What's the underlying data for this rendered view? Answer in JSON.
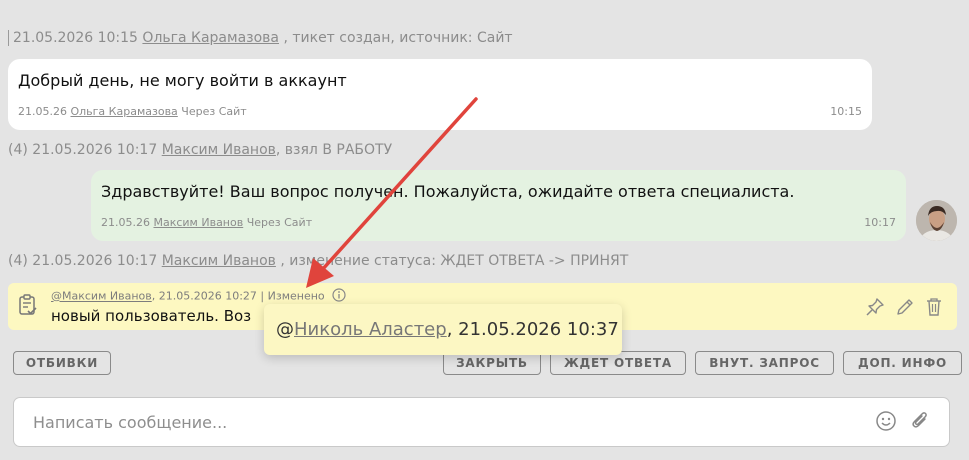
{
  "events": {
    "created": {
      "date": "21.05.2026 10:15",
      "author": "Ольга Карамазова",
      "text": ", тикет создан, источник: Сайт"
    },
    "taken": {
      "prefix": "(4) 21.05.2026 10:17",
      "author": "Максим Иванов",
      "text": ", взял В РАБОТУ"
    },
    "status": {
      "prefix": "(4) 21.05.2026 10:17",
      "author": "Максим Иванов",
      "text": ", изменение статуса: ЖДЕТ ОТВЕТА -> ПРИНЯТ"
    }
  },
  "messages": [
    {
      "text": "Добрый день, не могу войти в аккаунт",
      "date": "21.05.26",
      "author": "Ольга Карамазова",
      "via": "Через Сайт",
      "time": "10:15"
    },
    {
      "text": "Здравствуйте! Ваш вопрос получен. Пожалуйста, ожидайте ответа специалиста.",
      "date": "21.05.26",
      "author": "Максим Иванов",
      "via": "Через Сайт",
      "time": "10:17"
    }
  ],
  "note": {
    "author": "@Максим Иванов",
    "date": ", 21.05.2026 10:27",
    "separator": "|",
    "edited": "Изменено",
    "text": "новый пользователь. Воз"
  },
  "tooltip": {
    "at": "@",
    "author": "Николь Аластер",
    "date": ", 21.05.2026 10:37"
  },
  "buttons": {
    "otbivki": "ОТБИВКИ",
    "close": "ЗАКРЫТЬ",
    "waiting": "ЖДЕТ ОТВЕТА",
    "internal": "ВНУТ. ЗАПРОС",
    "more_info": "ДОП. ИНФО"
  },
  "composer": {
    "placeholder": "Написать сообщение..."
  },
  "colors": {
    "client_bubble": "#ffffff",
    "agent_bubble": "#e4f2e1",
    "note_bg": "#fdf8c1",
    "arrow": "#e0443c"
  }
}
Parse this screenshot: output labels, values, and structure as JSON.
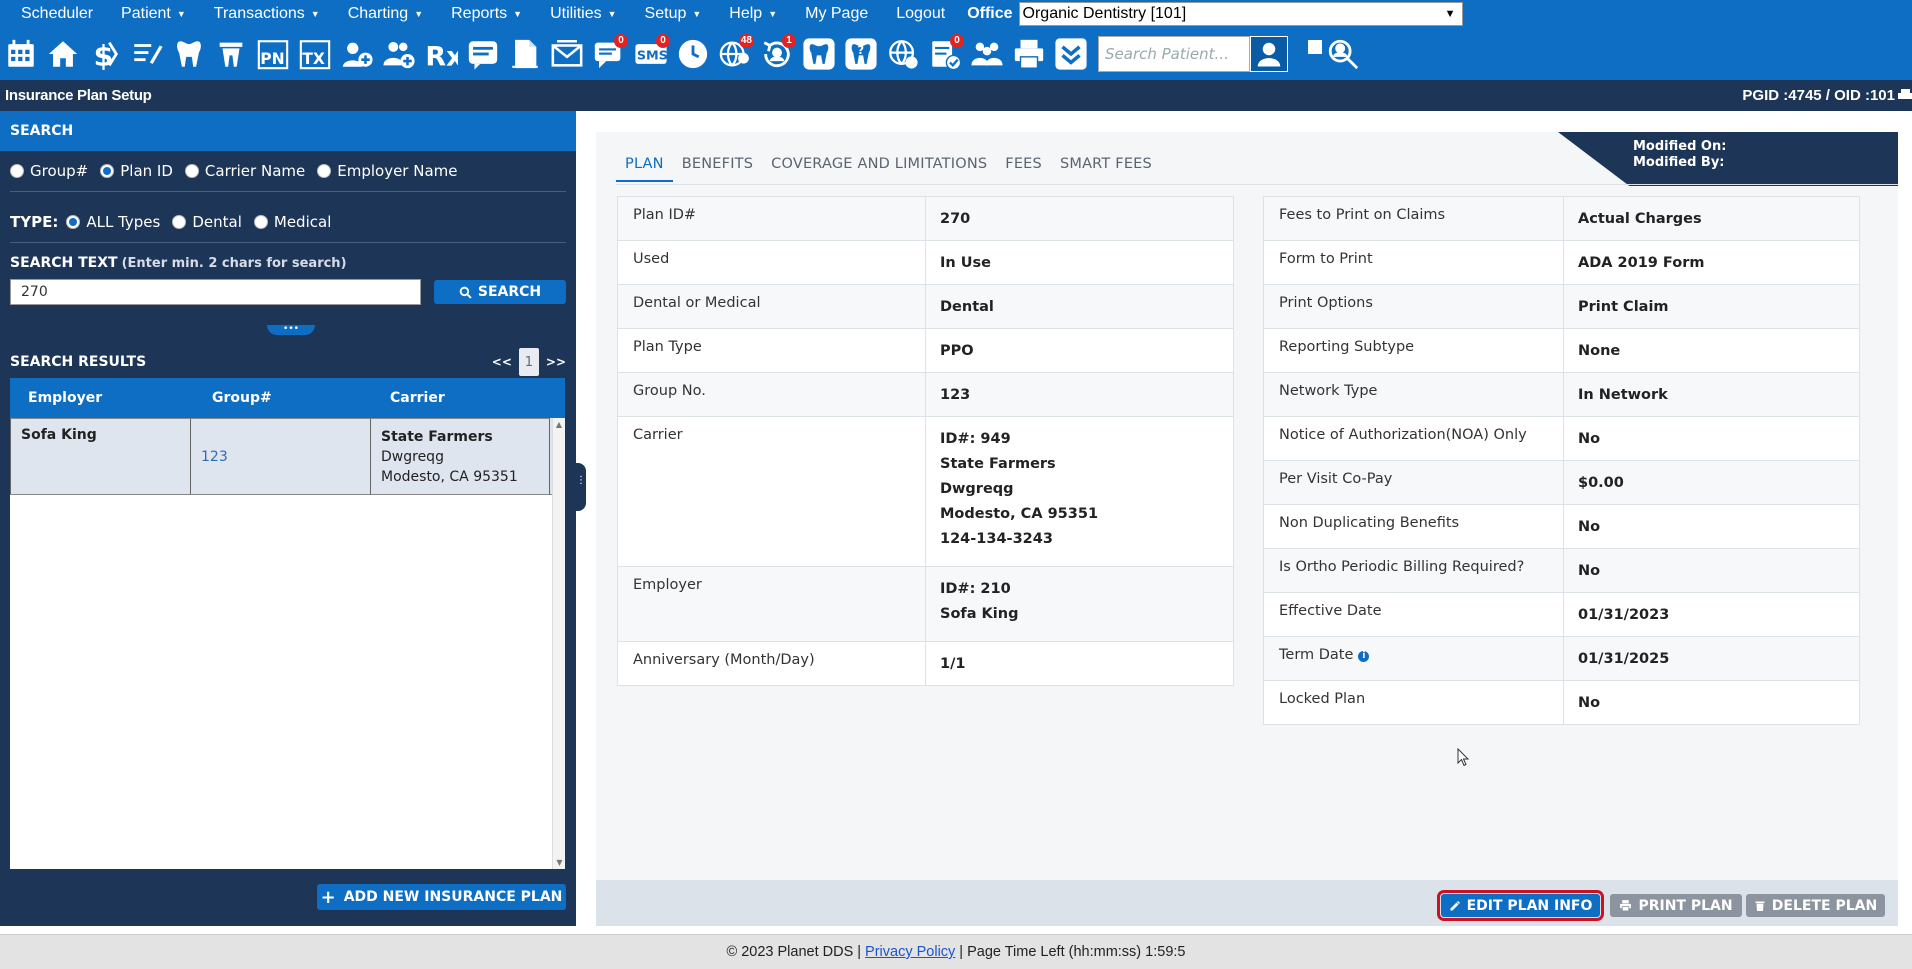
{
  "menu": {
    "items": [
      {
        "label": "Scheduler",
        "caret": false
      },
      {
        "label": "Patient",
        "caret": true
      },
      {
        "label": "Transactions",
        "caret": true
      },
      {
        "label": "Charting",
        "caret": true
      },
      {
        "label": "Reports",
        "caret": true
      },
      {
        "label": "Utilities",
        "caret": true
      },
      {
        "label": "Setup",
        "caret": true
      },
      {
        "label": "Help",
        "caret": true
      },
      {
        "label": "My Page",
        "caret": false
      },
      {
        "label": "Logout",
        "caret": false
      }
    ],
    "office_label": "Office",
    "office_value": "Organic Dentistry [101]"
  },
  "toolbar": {
    "badges": {
      "messages": "0",
      "sms": "0",
      "globe": "48",
      "recall": "1",
      "tasks": "0"
    },
    "sms_label": "SMS",
    "pn_label": "PN",
    "tx_label": "TX",
    "rx_label": "Rx",
    "search_placeholder": "Search Patient..."
  },
  "titlebar": {
    "title": "Insurance Plan Setup",
    "ids": "PGID :4745  /  OID :101"
  },
  "search": {
    "header": "SEARCH",
    "by_options": [
      "Group#",
      "Plan ID",
      "Carrier Name",
      "Employer Name"
    ],
    "by_selected": "Plan ID",
    "type_label": "TYPE:",
    "type_options": [
      "ALL Types",
      "Dental",
      "Medical"
    ],
    "type_selected": "ALL Types",
    "text_label": "SEARCH TEXT",
    "text_hint": "(Enter min. 2 chars for search)",
    "text_value": "270",
    "button": "SEARCH"
  },
  "results": {
    "header": "SEARCH RESULTS",
    "prev": "<<",
    "page": "1",
    "next": ">>",
    "columns": [
      "Employer",
      "Group#",
      "Carrier"
    ],
    "rows": [
      {
        "employer": "Sofa King",
        "group": "123",
        "carrier_name": "State Farmers",
        "carrier_line2": "Dwgreqg",
        "carrier_line3": "Modesto, CA 95351"
      }
    ],
    "add_button": "ADD NEW INSURANCE PLAN"
  },
  "tabs": [
    "PLAN",
    "BENEFITS",
    "COVERAGE AND LIMITATIONS",
    "FEES",
    "SMART FEES"
  ],
  "active_tab": "PLAN",
  "modified": {
    "on_label": "Modified On:",
    "by_label": "Modified By:"
  },
  "plan_left": [
    {
      "key": "Plan ID#",
      "lines": [
        "270"
      ]
    },
    {
      "key": "Used",
      "lines": [
        "In Use"
      ]
    },
    {
      "key": "Dental or Medical",
      "lines": [
        "Dental"
      ]
    },
    {
      "key": "Plan Type",
      "lines": [
        "PPO"
      ]
    },
    {
      "key": "Group No.",
      "lines": [
        "123"
      ]
    },
    {
      "key": "Carrier",
      "lines": [
        "ID#: 949",
        "State Farmers",
        "Dwgreqg",
        "Modesto, CA 95351",
        "124-134-3243"
      ]
    },
    {
      "key": "Employer",
      "lines": [
        "ID#: 210",
        "Sofa King"
      ]
    },
    {
      "key": "Anniversary (Month/Day)",
      "lines": [
        "1/1"
      ]
    }
  ],
  "plan_right": [
    {
      "key": "Fees to Print on Claims",
      "value": "Actual Charges"
    },
    {
      "key": "Form to Print",
      "value": "ADA 2019 Form"
    },
    {
      "key": "Print Options",
      "value": "Print Claim"
    },
    {
      "key": "Reporting Subtype",
      "value": "None"
    },
    {
      "key": "Network Type",
      "value": "In Network"
    },
    {
      "key": "Notice of Authorization(NOA) Only",
      "value": "No"
    },
    {
      "key": "Per Visit Co-Pay",
      "value": "$0.00"
    },
    {
      "key": "Non Duplicating Benefits",
      "value": "No"
    },
    {
      "key": "Is Ortho Periodic Billing Required?",
      "value": "No"
    },
    {
      "key": "Effective Date",
      "value": "01/31/2023"
    },
    {
      "key": "Term Date",
      "value": "01/31/2025",
      "info": true
    },
    {
      "key": "Locked Plan",
      "value": "No"
    }
  ],
  "actions": {
    "edit": "EDIT PLAN INFO",
    "print": "PRINT PLAN",
    "delete": "DELETE PLAN"
  },
  "footer": {
    "copyright": "© 2023 Planet DDS",
    "privacy": "Privacy Policy",
    "time_left": "Page Time Left (hh:mm:ss) 1:59:5"
  },
  "colors": {
    "brand_blue": "#0d6ec4",
    "navy": "#1d3557",
    "edit_highlight": "#cc1122"
  }
}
|---|
» **What you should do**:
Show every line of the listing in which the string "header" can be found.

» **Output**:
    "header": "SEARCH",
    "header": "SEARCH RESULTS",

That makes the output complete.